Stored entries
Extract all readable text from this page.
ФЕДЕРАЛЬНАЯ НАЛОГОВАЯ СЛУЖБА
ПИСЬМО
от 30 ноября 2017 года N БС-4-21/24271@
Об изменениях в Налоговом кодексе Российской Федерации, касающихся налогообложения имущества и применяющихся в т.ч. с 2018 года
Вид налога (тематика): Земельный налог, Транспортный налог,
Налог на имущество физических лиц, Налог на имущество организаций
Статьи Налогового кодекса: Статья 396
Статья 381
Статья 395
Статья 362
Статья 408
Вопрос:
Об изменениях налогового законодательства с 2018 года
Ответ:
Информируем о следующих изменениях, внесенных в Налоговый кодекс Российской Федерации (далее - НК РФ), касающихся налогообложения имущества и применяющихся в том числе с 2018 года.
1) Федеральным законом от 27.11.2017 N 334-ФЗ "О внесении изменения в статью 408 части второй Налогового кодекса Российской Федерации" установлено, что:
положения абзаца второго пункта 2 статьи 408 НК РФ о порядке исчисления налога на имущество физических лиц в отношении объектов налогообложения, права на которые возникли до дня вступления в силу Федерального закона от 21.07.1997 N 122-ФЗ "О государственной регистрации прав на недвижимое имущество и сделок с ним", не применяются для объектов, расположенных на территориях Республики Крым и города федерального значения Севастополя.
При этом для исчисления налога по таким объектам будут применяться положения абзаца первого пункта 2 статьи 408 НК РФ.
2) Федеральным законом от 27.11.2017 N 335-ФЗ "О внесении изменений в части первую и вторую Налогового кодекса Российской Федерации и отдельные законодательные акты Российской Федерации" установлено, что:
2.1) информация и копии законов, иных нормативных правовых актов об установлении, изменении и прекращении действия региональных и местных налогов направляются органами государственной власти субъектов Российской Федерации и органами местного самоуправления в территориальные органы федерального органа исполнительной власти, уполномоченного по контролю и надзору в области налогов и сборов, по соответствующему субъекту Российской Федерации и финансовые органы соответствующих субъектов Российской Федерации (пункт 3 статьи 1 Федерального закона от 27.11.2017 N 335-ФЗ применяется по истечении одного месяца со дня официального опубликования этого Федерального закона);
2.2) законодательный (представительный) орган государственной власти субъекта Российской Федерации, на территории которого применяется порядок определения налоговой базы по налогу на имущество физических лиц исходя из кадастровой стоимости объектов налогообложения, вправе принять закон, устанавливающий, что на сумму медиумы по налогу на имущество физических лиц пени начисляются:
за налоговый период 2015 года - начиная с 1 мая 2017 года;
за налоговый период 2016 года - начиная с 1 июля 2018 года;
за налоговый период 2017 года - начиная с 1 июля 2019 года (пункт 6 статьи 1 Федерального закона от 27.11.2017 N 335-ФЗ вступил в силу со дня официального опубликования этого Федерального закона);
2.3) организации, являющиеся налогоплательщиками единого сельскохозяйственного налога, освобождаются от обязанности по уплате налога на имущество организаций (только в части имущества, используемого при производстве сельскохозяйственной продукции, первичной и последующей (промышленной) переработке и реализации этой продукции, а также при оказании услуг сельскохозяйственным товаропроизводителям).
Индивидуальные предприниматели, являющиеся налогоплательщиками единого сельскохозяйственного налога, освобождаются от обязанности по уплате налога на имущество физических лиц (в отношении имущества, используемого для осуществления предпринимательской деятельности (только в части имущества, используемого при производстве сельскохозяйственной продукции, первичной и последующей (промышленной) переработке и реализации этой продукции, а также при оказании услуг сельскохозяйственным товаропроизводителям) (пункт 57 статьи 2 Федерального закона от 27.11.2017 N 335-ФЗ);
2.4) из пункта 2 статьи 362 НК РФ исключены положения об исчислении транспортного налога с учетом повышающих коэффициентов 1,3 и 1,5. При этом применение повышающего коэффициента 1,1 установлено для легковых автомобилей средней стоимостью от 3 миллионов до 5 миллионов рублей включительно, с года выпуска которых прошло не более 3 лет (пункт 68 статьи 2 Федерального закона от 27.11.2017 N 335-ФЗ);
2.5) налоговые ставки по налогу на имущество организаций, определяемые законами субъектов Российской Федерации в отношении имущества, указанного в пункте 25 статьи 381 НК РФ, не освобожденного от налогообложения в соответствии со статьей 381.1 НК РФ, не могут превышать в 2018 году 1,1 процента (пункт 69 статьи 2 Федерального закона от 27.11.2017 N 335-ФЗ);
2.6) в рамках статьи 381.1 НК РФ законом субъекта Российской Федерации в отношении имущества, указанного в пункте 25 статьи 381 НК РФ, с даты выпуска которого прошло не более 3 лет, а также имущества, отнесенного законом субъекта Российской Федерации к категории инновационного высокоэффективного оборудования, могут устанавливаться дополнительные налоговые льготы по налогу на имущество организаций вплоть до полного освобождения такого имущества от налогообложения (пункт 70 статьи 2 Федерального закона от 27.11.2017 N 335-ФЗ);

---

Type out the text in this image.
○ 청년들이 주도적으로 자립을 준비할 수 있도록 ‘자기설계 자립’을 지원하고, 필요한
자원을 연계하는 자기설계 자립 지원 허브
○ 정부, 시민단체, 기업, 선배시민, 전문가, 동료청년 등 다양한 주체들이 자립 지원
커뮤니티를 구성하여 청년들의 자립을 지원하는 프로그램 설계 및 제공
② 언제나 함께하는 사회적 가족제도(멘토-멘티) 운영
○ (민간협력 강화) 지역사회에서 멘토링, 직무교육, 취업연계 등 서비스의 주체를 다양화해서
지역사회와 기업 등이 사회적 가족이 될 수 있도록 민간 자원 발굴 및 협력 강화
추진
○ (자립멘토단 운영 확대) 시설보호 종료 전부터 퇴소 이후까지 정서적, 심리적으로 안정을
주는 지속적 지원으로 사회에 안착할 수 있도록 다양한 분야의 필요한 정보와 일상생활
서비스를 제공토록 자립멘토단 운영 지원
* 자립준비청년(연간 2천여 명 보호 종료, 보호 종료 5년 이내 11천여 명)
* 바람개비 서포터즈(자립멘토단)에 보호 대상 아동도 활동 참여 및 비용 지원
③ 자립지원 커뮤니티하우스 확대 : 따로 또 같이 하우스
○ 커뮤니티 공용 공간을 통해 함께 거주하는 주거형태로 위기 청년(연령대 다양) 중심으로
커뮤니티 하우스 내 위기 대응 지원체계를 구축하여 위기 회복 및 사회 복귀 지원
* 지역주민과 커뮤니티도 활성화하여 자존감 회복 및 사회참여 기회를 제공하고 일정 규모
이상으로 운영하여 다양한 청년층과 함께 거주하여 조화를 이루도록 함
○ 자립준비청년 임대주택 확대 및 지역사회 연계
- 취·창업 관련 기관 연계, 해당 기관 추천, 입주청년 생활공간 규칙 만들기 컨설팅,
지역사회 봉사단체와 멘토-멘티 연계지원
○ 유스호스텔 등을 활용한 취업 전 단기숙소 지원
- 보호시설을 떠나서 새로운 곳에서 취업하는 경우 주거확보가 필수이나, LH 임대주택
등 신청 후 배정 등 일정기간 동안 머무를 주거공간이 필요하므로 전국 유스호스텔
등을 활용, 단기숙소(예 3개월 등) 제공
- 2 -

--

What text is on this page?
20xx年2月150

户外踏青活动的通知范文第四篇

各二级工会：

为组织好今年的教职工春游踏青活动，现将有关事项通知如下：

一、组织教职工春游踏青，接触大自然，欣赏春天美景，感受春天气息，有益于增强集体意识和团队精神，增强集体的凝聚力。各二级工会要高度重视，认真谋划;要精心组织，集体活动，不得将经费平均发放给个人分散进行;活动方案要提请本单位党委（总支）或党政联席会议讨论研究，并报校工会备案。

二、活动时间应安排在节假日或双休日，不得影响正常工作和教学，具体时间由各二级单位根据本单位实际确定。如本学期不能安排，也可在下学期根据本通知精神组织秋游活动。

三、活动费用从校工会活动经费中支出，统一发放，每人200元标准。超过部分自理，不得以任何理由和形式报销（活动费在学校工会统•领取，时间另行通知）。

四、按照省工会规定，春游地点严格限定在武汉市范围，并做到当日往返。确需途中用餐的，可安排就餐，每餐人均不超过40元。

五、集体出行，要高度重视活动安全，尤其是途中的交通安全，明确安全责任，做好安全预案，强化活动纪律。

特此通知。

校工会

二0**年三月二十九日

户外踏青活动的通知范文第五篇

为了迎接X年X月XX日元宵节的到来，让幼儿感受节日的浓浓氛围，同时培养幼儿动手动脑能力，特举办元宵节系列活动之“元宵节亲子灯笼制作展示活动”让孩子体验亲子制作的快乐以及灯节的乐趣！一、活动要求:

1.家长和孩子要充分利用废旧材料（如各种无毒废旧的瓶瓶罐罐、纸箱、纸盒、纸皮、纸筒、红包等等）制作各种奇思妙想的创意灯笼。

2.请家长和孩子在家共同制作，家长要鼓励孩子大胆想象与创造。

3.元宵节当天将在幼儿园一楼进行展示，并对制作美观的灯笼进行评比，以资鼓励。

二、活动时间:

Work required
Tally up the lines in the records containing the word "указанного", then give the count and nothing else.

Reply to the exercise
2